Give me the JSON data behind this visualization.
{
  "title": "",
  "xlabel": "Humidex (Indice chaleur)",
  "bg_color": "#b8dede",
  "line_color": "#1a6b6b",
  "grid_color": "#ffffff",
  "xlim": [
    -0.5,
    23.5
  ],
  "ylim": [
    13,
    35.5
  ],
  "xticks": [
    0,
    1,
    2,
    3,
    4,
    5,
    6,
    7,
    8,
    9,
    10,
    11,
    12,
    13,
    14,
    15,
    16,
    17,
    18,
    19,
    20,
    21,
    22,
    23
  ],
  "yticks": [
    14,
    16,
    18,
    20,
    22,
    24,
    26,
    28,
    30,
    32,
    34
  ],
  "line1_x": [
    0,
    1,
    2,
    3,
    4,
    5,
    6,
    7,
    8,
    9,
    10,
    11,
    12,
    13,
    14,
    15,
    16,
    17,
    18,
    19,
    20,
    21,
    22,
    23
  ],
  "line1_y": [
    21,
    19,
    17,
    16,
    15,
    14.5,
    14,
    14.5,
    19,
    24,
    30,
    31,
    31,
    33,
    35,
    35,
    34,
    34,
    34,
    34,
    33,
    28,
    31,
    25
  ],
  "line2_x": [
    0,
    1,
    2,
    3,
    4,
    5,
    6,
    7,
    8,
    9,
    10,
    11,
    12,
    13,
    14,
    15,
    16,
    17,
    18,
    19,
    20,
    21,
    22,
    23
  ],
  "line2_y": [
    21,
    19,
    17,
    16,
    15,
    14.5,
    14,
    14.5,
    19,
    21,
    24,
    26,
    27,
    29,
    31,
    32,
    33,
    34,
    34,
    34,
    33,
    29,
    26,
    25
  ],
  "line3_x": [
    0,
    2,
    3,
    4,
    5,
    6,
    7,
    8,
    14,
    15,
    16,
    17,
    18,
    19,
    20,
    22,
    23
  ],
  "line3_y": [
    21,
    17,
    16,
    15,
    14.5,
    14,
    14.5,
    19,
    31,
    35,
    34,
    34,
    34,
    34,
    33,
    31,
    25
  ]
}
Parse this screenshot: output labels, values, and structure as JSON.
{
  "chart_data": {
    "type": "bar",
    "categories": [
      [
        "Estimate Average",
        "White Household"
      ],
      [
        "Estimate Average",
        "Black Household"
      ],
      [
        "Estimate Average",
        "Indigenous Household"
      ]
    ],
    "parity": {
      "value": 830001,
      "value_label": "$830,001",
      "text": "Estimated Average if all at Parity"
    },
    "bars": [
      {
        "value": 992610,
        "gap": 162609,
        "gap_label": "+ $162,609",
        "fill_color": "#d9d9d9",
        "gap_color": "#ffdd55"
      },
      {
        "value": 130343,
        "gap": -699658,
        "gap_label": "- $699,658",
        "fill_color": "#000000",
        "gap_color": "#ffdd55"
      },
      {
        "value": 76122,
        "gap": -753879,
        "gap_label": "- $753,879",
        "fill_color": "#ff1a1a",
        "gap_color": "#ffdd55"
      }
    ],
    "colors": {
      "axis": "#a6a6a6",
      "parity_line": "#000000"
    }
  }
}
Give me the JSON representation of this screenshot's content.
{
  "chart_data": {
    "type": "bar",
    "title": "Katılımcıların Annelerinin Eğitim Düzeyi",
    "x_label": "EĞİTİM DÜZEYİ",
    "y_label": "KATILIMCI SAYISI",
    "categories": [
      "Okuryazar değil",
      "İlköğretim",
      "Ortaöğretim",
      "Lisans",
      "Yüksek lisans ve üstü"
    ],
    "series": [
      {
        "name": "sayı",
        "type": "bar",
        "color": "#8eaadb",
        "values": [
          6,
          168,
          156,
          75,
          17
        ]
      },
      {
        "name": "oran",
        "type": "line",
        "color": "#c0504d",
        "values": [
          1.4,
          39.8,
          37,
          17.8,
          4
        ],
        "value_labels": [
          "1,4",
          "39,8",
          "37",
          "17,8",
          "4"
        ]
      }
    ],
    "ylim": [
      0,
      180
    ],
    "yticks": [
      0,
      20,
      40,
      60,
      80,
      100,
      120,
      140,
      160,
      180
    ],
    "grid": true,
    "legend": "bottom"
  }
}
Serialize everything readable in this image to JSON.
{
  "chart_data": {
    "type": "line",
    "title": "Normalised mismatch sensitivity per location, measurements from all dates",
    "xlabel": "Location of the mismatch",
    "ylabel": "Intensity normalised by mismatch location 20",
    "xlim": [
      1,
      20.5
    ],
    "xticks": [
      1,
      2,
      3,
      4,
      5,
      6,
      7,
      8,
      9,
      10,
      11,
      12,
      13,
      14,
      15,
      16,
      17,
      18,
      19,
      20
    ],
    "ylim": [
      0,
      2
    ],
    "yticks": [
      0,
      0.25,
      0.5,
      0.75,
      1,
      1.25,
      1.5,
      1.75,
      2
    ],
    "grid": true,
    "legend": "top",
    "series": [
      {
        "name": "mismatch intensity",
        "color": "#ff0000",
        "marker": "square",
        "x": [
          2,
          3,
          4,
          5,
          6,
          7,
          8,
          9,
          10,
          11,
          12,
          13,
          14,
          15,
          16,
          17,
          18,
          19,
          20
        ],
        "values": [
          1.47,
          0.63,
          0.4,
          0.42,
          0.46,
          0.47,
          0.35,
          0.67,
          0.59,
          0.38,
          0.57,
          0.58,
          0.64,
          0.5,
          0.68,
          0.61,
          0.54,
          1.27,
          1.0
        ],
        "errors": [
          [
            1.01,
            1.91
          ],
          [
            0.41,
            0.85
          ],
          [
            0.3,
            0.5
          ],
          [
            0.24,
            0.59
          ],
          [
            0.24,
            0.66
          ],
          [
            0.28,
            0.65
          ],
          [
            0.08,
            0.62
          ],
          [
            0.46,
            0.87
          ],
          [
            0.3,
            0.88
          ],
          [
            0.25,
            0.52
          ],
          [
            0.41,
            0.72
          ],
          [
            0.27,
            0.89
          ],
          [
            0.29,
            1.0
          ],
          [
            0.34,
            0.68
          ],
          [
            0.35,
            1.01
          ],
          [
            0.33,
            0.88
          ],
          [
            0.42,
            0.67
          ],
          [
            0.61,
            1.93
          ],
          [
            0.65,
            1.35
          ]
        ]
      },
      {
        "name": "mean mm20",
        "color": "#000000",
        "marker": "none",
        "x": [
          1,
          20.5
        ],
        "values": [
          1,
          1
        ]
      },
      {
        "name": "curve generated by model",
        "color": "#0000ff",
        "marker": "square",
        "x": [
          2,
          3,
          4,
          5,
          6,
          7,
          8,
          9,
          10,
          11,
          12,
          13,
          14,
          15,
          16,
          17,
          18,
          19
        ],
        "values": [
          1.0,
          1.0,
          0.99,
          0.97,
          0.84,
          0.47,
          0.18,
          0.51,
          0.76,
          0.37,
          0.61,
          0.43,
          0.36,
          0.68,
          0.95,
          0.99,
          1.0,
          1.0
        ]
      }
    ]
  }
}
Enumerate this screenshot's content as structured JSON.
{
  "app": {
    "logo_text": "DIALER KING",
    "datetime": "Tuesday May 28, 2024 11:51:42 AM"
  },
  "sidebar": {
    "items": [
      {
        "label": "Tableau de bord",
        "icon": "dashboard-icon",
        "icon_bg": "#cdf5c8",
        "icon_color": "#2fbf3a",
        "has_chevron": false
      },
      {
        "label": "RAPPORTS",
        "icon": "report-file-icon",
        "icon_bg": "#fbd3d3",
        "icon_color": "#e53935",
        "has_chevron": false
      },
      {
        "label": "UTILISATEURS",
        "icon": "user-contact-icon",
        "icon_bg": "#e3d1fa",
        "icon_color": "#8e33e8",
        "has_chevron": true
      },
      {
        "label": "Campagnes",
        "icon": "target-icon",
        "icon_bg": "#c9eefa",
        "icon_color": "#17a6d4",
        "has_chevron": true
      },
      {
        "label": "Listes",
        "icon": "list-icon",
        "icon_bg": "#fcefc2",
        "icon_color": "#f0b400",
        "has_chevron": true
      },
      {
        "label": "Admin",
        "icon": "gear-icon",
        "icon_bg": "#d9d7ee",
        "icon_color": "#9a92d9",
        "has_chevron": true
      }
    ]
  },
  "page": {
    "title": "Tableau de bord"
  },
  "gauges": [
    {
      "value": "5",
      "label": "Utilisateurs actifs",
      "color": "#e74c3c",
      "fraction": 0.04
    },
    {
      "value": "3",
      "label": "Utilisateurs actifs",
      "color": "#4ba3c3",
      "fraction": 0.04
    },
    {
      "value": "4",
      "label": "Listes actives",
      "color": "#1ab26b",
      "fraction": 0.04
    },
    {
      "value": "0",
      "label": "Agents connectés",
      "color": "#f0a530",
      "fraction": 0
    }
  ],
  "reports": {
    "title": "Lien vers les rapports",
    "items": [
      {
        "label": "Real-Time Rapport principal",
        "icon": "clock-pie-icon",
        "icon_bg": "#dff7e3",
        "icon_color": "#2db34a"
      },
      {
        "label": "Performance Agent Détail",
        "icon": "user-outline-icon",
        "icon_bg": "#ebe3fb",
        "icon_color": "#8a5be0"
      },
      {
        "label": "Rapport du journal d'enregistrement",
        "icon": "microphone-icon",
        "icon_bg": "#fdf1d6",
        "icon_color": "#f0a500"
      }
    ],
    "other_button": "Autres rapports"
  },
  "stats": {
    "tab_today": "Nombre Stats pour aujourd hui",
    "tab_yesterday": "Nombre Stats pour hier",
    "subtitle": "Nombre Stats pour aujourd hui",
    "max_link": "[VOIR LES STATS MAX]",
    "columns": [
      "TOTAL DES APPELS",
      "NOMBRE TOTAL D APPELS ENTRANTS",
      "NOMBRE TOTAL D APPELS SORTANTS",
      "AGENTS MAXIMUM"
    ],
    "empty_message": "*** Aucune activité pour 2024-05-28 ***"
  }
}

*WHAT YOU ARE ASKED TO DO*: Write down only how many lines in the listing contain the word "Household".

*FINAL RESULT*: 3